### WHAT YOU NEED TO DO
Copy each line of the entries beneath that contains the word "down".

### DATA PROVIDED
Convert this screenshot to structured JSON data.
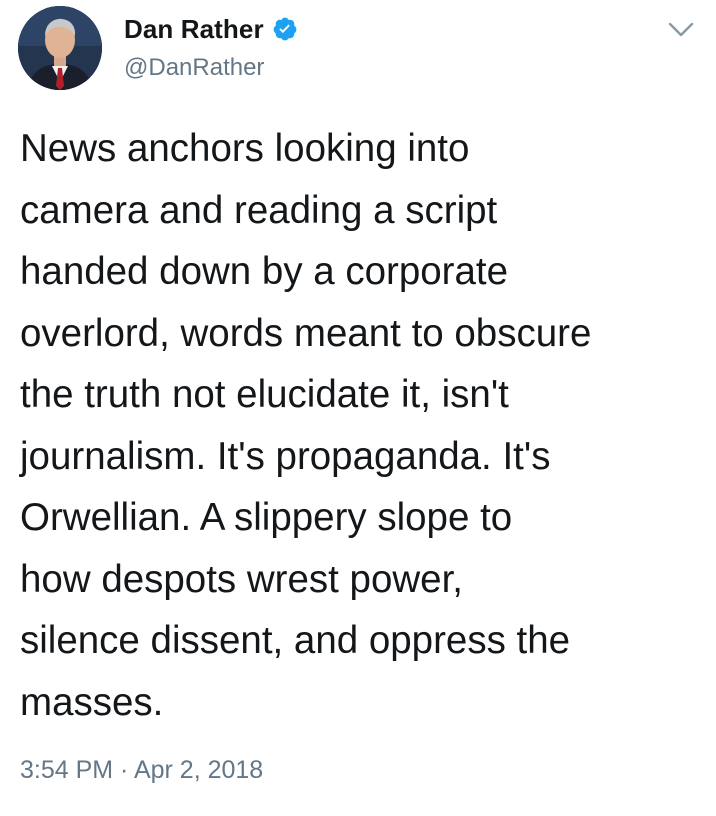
{
  "tweet": {
    "author": {
      "display_name": "Dan Rather",
      "handle": "@DanRather",
      "verified": true,
      "avatar_icon": "avatar-photo"
    },
    "menu_icon": "chevron-down-icon",
    "text_lines": [
      "News anchors looking into",
      "camera and reading a script",
      "handed down by a corporate",
      "overlord, words meant to obscure",
      "the truth not elucidate it, isn't",
      "journalism. It's propaganda. It's",
      "Orwellian. A slippery slope to",
      "how despots wrest power,",
      "silence dissent, and oppress the",
      "masses."
    ],
    "timestamp": "3:54 PM · Apr 2, 2018"
  },
  "colors": {
    "primary_text": "#14171a",
    "secondary_text": "#657786",
    "verified_blue": "#1da1f2",
    "background": "#ffffff"
  }
}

### TASK OUTPUT
    "menu_icon": "chevron-down-icon",
      "handed down by a corporate",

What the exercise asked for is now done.